● Dataset records:
--*--
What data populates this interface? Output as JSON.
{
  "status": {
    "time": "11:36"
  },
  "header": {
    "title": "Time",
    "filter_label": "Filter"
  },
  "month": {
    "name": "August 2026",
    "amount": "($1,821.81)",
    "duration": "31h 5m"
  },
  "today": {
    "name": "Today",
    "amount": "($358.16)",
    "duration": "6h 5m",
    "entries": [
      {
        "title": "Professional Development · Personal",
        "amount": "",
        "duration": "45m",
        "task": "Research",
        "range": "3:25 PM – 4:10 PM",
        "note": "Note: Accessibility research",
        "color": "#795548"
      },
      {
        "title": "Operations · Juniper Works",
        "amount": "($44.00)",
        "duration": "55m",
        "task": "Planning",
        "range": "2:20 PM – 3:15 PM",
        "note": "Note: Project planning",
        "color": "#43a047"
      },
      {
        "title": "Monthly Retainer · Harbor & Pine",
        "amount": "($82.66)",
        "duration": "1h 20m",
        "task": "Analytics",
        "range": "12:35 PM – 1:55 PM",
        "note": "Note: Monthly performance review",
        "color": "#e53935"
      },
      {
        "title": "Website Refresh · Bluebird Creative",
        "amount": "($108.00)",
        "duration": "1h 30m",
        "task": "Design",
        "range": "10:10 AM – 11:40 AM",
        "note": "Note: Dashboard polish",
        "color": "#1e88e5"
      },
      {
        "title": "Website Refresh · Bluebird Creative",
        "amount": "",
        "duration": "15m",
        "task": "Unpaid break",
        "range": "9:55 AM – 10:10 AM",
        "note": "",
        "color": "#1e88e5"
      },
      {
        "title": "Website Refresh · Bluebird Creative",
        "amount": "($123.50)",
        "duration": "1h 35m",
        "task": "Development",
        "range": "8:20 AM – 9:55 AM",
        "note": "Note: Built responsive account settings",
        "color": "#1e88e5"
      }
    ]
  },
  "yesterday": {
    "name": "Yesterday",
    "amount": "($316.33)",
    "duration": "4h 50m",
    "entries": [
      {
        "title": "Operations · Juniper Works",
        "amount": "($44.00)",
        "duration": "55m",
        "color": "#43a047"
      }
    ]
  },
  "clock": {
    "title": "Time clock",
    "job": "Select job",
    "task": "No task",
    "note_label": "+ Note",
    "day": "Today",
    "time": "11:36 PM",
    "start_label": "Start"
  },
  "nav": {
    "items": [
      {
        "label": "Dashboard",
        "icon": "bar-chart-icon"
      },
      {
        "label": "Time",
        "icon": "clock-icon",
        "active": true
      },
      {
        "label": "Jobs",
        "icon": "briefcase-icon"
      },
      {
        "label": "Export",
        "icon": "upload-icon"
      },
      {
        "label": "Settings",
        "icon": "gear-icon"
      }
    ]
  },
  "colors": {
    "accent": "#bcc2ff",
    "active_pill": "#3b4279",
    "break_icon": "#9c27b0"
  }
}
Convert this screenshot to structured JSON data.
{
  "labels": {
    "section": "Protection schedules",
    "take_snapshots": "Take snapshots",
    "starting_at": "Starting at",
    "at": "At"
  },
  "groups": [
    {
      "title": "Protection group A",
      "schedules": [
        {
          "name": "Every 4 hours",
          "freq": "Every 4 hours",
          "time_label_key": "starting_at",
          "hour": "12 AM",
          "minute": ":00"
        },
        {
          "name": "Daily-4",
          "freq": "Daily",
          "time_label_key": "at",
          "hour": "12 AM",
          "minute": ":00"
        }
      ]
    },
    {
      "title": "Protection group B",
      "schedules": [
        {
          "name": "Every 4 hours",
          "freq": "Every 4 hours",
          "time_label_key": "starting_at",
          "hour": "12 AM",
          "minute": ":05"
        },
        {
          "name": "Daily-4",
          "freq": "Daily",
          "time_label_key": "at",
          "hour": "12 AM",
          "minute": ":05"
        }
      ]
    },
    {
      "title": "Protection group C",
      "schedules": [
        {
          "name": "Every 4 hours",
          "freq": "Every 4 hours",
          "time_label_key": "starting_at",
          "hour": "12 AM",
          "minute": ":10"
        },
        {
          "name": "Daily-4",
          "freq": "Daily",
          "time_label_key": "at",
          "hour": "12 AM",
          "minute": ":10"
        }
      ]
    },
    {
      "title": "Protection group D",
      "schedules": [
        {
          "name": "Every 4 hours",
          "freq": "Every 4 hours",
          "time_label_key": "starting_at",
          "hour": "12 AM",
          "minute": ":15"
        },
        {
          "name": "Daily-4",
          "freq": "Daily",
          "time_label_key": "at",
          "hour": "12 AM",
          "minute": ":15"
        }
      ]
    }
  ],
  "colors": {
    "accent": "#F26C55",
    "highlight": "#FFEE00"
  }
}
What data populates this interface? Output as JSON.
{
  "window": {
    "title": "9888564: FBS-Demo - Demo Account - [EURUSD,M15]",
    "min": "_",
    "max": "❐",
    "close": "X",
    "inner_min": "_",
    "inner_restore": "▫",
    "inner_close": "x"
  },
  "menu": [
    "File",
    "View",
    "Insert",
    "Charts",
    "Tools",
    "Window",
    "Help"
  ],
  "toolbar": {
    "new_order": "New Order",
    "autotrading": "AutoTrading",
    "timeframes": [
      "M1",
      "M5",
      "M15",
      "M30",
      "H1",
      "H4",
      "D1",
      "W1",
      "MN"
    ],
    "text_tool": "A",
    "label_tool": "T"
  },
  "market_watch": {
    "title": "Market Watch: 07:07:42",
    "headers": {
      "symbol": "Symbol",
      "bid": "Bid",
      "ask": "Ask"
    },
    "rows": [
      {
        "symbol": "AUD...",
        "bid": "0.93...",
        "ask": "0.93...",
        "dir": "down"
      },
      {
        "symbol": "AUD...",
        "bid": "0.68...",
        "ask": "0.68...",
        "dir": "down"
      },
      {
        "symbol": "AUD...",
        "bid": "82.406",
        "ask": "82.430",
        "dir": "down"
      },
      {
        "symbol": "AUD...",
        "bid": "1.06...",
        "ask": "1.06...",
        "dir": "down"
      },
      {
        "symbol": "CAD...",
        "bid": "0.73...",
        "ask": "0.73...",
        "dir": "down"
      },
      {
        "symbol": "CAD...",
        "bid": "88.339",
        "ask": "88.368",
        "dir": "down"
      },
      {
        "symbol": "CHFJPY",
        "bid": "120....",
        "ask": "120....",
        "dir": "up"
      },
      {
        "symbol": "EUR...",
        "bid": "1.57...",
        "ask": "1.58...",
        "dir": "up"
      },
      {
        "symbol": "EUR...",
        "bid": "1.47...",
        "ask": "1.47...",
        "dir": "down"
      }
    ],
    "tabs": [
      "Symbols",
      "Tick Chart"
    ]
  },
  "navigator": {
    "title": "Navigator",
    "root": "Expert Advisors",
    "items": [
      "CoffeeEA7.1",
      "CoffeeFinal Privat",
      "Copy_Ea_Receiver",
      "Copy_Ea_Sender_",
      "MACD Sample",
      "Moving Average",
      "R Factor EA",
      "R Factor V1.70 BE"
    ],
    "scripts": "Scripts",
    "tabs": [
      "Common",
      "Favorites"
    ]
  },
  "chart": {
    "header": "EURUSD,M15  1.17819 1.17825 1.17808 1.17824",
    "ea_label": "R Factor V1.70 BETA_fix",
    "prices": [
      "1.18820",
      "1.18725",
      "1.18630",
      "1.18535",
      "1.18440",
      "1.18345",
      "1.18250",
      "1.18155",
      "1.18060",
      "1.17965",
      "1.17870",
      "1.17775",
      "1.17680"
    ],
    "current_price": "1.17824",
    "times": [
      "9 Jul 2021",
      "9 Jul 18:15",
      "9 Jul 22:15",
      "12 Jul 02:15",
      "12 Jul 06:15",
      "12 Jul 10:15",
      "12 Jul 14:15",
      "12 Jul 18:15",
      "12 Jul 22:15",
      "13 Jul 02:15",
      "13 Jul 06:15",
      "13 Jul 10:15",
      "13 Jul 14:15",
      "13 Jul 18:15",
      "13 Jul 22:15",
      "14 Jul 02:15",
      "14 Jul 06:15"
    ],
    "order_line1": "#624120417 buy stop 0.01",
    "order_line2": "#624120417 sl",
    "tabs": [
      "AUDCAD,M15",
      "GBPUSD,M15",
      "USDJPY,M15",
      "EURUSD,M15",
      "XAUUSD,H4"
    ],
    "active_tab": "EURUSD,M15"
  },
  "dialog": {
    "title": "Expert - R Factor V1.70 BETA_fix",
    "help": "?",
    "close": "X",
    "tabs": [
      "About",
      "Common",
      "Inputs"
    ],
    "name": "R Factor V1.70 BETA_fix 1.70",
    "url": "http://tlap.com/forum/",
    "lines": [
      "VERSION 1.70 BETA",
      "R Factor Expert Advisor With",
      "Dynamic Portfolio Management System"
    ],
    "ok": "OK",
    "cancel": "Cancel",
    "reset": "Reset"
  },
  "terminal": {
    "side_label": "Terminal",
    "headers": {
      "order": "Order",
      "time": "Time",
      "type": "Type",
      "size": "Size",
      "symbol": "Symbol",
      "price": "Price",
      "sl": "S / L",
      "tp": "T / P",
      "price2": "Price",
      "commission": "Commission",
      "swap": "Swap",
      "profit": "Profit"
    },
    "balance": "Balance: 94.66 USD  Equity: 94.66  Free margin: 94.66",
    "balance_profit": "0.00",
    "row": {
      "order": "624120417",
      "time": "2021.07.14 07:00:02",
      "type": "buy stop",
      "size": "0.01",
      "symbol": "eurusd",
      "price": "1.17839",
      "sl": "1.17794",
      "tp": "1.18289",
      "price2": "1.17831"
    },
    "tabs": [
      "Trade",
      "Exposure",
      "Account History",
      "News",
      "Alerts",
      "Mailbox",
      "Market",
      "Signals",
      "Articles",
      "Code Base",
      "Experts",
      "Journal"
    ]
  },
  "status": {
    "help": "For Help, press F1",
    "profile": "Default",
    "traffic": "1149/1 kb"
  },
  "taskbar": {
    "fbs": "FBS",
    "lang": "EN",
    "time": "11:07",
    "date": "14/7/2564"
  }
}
--*--
● TASK:
Look through the material above and pick out each line holding the word "clock".

● OUTPUT FOR THIS EXERCISE:
  "clock": {
    "title": "Time clock",
        "icon": "clock-icon",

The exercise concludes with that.